Deep Learning from Scratch to GPU - 4 - Increasing Performance with Batch Processing

Need help with your custom Clojure software? I'm open to (selected) contract work.

February 18, 2019

Please share: Twitter.

These books fund my work! Please check them out.

If you haven't yet, read my introduction to this series in Deep Learning in Clojure from Scratch to GPU - Part 0 - Why Bother?.

The previous article, Part 3, is here: Fully Connected Inference Layers.

To run the code, you need a Clojure project with Neanderthal () included as a dependency. If you're in a hurry, you can clone Neanderthal Hello World project.

Don't forget to read at least some introduction from Neural Networks and Deep Learning, start up the REPL from your favorite Clojure development environment, and let's continue with the tutorial.

(require '[uncomplicate.commons.core :refer [with-release let-release Releaseable release]]
         '[uncomplicate.neanderthal
           [core :refer [mv! axpy! scal! transfer! col mm! mm rk! entry! copy!]]
           [native :refer [dv dge]]
           [vect-math :refer [tanh! linear-frac!]]]
         '[criterium.core :refer [quick-bench]])
(import 'clojure.lang.IFn)

The network diagram

I'm repeating the network diagram from the previous article as a convenient reference.

The idea of batch processing

The current processing of the network, shown above, is such that each input vector is threaded through layers, transformed by a series of matrices and non-linear activation functions, to produce an output vector. The heart of the implementation is the matrix-vector product operation (mv!), which is performed by optimized high performance libraries (Neanderthal in this case).

If we have only one input instance to process, there is not much that we can do to speed that up. However, we often have many input instances that we would like to process, either at once, or in a short period. Instead of calling the network function for each of these instances in a loop, we can process the whole batch using matrix functions that do the equivalent thing, but in an optimized way. We will process the whole batch at once.

Consider a matrix \(A\) and its columns. If we want to transform all these columns by a matrix transformation \(T\), we can do this by invoking a matrix-vector product (mv!) for each column of \(A\). As I discussed in matrix transformations, we can get the same result by doing a matrix-matrix multiplication of \(T\) and \(A\). Matrix-matrix multiplication has more space for hardware optimization than looping over simpler matrix-vector multiplications, and it will be faster.

STORED RECORDS
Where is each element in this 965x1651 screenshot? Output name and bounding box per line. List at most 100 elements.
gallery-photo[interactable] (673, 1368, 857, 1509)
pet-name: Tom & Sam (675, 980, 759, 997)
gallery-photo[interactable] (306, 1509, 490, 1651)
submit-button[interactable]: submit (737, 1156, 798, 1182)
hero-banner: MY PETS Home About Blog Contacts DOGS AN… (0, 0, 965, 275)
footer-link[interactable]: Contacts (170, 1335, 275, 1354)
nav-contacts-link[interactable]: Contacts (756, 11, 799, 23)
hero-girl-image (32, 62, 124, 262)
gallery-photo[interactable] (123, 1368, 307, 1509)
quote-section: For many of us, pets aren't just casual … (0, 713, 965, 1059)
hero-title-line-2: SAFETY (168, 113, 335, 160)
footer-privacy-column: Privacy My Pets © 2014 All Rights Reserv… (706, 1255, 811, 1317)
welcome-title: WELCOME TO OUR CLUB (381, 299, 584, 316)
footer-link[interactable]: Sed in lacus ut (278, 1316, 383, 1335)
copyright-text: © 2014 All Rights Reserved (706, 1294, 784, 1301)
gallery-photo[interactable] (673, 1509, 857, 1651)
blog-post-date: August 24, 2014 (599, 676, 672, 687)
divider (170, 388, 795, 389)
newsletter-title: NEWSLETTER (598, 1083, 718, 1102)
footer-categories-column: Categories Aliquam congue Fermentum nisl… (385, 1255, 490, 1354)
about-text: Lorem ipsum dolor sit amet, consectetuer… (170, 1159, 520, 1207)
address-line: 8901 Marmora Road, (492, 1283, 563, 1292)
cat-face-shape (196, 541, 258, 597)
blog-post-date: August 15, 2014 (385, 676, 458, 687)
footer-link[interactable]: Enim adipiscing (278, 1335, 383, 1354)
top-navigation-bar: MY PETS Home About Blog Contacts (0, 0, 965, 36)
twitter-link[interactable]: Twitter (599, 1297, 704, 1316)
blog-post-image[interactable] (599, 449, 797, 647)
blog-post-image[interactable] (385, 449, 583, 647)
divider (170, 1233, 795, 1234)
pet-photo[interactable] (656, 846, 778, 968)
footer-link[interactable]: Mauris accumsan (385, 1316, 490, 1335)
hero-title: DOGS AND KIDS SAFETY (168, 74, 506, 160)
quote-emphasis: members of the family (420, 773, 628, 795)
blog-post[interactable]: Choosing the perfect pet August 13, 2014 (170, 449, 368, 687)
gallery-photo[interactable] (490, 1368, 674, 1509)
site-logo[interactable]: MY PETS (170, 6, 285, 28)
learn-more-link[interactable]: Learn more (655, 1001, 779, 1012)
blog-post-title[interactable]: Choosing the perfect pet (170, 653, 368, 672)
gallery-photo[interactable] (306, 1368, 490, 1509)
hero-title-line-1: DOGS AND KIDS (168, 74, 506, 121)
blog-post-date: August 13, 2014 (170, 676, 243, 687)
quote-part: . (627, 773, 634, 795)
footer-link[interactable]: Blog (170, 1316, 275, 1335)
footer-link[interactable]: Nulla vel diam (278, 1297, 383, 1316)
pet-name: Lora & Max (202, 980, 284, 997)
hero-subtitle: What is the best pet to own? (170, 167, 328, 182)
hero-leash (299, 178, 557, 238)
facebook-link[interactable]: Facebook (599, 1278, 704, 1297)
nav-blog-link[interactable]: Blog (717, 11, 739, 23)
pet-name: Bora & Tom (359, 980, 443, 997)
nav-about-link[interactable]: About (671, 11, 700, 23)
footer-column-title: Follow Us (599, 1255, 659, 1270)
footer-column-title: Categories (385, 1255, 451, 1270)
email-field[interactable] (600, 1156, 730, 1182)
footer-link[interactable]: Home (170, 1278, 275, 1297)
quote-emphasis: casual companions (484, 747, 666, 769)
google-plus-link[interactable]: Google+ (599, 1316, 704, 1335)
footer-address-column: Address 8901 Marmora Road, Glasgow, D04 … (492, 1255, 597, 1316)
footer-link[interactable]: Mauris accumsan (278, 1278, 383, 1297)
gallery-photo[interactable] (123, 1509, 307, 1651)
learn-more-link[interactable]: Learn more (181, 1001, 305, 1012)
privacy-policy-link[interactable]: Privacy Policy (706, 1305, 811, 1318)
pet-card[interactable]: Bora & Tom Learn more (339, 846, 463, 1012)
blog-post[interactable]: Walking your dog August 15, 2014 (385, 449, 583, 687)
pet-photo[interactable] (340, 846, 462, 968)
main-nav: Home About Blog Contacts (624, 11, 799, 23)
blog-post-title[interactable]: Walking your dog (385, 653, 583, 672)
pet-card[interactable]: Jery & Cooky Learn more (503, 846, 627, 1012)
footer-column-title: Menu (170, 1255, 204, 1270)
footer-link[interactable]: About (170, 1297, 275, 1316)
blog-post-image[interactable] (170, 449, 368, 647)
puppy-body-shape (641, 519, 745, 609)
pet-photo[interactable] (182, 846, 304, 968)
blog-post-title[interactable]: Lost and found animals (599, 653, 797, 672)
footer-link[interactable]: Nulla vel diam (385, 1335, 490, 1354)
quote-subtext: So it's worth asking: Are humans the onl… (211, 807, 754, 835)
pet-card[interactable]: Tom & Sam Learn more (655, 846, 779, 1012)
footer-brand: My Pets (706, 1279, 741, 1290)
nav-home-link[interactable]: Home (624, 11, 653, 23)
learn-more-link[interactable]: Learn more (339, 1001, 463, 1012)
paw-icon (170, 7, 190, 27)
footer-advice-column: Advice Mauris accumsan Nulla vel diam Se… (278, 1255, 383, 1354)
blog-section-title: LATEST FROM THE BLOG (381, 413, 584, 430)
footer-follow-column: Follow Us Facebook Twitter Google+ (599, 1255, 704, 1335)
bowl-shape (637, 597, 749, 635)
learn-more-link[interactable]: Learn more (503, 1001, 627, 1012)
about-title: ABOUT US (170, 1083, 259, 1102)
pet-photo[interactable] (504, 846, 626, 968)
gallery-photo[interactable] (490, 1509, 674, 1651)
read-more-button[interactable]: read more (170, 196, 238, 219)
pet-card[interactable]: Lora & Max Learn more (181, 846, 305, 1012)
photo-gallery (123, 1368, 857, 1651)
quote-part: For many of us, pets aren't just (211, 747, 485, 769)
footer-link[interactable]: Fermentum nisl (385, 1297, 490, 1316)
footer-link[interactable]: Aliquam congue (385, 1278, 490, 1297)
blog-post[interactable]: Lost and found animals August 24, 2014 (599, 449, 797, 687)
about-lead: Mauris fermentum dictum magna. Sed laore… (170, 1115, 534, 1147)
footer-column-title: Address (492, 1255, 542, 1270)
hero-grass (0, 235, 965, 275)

TASK LIST
A – Reproduce the passage of the batch processing article verbatim, starting with "If you haven't" and going on through "Hello World project.".
B – Resume the batch processing article after its last sentence and continue writing it.

ANSWERS PROVIDED
A –
If you haven't yet, read my introduction to this series in Deep Learning in Clojure from Scratch to GPU - Part 0 - Why Bother?.

The previous article, Part 3, is here: Fully Connected Inference Layers.

To run the code, you need a Clojure project with Neanderthal () included as a dependency. If you're in a hurry, you can clone Neanderthal Hello World project.

B –
Let's see the difference!

(def t (dge 1000 1000))
(def a (dge 1000 10000))
(def y (dv 1000))
(def b (dge 1000 10000))

(time (dotimes [i 10000]
    (mv! t (col a i) y)))

"Elapsed time: 987.553046 msecs"

(time (mm! t a b))

"Elapsed time: 102.086963 msecs"

For this particular size of input (1000) and batch (10000), on my CPU (i7-4790k), matrix-matrix multiplication is roughly 10 times faster than the equivalent loop of 10000 matrix-vector multiplications.

The exact difference in performance depends on the hardware and the matrix dimensions. The rule of thumb is that the speed-up is higher for larger matrices. In consequence, since the input dimension of a network stays constant, we expect that the network speed per input vector increases with larger batch size.

On the GPU, the difference is even more noticeable than on the CPU. We will explore this soon, when we support GPU computing.

Batched layer processing

(def x (dge 2 1 [0.3 0.9]))
(def w1 (dge 4 2 [0.3 0.6
                  0.1 2.0
                  0.9 3.7
                  0.0 1.0]
             {:layout :row}))
(mm w1 x)

nil#'user/x#'user/w1#RealGEMatrix[double, mxn:4x1, layout:column, offset:0]
   ▥       ↓       ┓
   →       0.63
   →       1.83
   →       3.60
   →       0.90
   ┗               ┛

As we can see, transforming an \(m\times{1}\) matrix is equivalent to transforming its only column.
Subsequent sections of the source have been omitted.